ACTION ITEM - Among the following entries, how many lines hold the string "PLACES"? State only the number.
[AVAILABLE DATA — start]
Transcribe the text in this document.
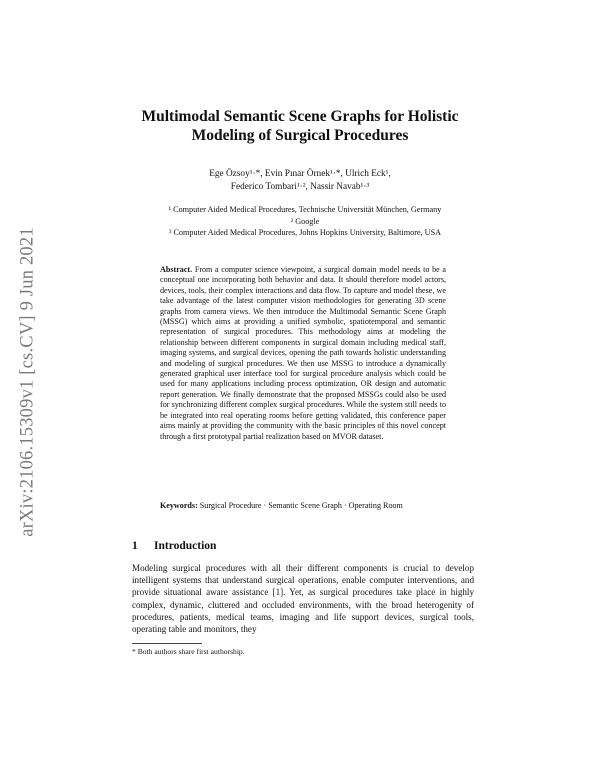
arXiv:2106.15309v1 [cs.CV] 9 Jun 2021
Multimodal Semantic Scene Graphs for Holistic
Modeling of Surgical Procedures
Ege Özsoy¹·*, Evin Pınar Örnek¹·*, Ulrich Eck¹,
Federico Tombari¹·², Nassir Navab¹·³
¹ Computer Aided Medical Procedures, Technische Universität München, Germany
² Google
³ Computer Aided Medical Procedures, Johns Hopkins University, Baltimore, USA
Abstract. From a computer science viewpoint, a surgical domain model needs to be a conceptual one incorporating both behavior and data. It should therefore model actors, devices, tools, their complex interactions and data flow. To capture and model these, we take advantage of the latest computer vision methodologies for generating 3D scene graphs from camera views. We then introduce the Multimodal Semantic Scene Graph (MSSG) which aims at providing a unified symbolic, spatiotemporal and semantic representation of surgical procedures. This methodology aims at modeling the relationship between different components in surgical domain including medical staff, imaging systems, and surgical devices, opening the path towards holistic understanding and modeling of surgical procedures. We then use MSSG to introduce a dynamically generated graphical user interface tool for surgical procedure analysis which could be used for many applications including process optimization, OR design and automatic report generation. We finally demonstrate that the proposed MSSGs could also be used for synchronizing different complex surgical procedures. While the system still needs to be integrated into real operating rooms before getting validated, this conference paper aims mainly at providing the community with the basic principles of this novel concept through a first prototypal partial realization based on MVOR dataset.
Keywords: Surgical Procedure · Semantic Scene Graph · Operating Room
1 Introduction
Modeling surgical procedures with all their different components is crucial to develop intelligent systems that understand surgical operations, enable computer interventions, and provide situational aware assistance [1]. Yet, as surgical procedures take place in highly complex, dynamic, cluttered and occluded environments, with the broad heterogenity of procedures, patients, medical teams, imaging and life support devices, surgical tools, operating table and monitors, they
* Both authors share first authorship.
[AVAILABLE DATA — finish]
[AVAILABLE DATA — start]
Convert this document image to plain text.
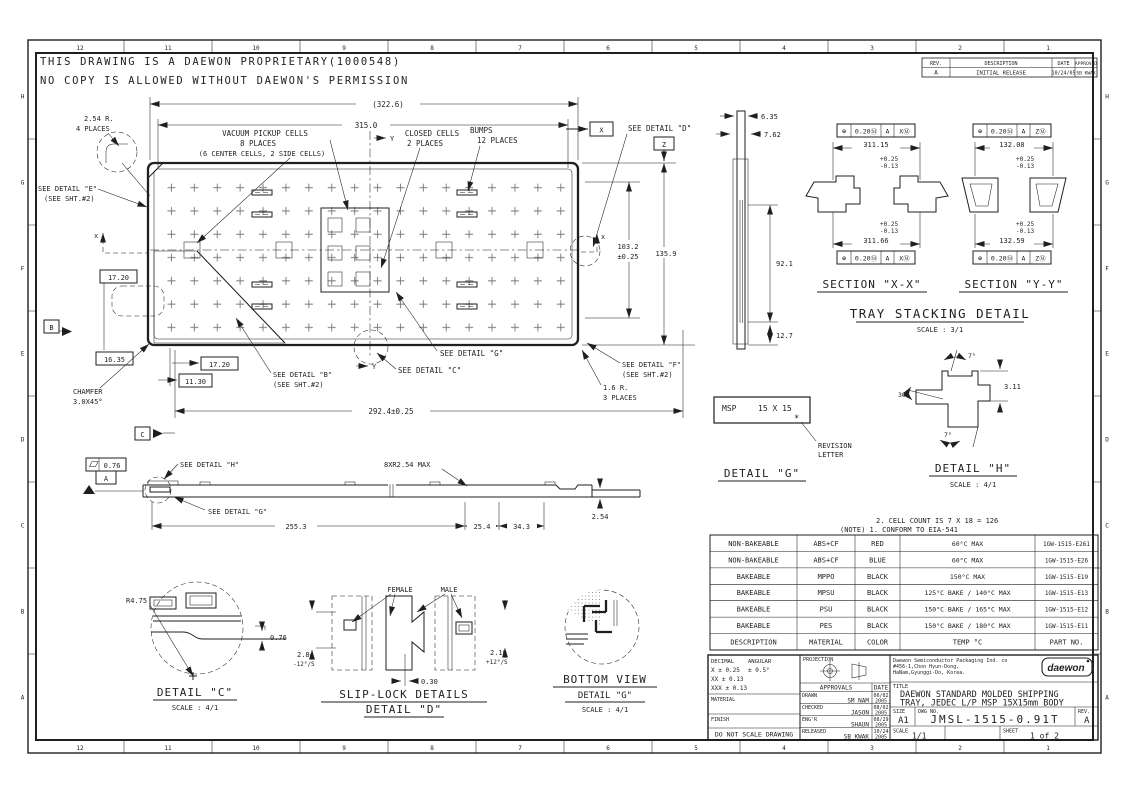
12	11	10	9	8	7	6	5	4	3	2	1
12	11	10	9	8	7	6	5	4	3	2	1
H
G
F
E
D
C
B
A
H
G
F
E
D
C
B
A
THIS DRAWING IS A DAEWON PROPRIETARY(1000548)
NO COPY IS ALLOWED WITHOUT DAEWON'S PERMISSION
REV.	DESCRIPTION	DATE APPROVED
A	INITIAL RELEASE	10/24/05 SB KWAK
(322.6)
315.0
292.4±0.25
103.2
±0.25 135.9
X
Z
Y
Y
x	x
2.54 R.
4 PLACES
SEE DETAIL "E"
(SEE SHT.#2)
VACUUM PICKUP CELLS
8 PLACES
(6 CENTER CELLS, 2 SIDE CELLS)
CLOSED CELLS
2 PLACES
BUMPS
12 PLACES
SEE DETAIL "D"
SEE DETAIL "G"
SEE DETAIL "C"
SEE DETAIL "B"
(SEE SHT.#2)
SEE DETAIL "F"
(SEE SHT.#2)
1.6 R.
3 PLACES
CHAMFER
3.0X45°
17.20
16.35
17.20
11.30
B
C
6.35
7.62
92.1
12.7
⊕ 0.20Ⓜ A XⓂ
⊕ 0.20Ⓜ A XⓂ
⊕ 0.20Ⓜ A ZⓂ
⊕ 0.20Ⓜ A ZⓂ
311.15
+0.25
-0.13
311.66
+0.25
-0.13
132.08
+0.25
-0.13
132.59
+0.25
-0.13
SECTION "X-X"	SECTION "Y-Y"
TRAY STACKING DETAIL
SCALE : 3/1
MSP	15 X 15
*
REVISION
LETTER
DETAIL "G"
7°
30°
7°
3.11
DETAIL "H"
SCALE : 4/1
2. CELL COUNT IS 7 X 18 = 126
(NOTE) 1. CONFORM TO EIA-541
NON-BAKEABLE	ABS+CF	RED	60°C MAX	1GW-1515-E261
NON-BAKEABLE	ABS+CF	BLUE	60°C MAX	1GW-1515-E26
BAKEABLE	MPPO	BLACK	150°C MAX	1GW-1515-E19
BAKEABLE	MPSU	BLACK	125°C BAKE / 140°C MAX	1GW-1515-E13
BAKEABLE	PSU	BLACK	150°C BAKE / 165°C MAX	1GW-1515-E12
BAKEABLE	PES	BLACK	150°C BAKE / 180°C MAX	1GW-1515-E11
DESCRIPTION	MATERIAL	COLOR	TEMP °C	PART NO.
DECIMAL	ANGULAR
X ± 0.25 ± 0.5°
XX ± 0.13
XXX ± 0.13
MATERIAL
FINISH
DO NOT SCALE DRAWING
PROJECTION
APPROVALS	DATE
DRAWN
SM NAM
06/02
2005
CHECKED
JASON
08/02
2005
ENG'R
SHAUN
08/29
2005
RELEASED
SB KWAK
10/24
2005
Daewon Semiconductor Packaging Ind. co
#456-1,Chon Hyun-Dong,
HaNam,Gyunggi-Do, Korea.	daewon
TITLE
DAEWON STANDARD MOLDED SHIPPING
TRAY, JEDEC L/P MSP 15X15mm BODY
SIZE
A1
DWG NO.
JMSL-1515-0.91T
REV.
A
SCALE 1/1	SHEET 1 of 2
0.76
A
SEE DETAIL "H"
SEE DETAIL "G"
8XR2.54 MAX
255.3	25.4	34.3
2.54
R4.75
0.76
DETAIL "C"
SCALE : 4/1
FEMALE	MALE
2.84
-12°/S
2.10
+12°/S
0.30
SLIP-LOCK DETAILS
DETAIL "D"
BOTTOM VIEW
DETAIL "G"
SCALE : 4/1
[AVAILABLE DATA — finish]
ANSWER TO THE PROBLEM - 5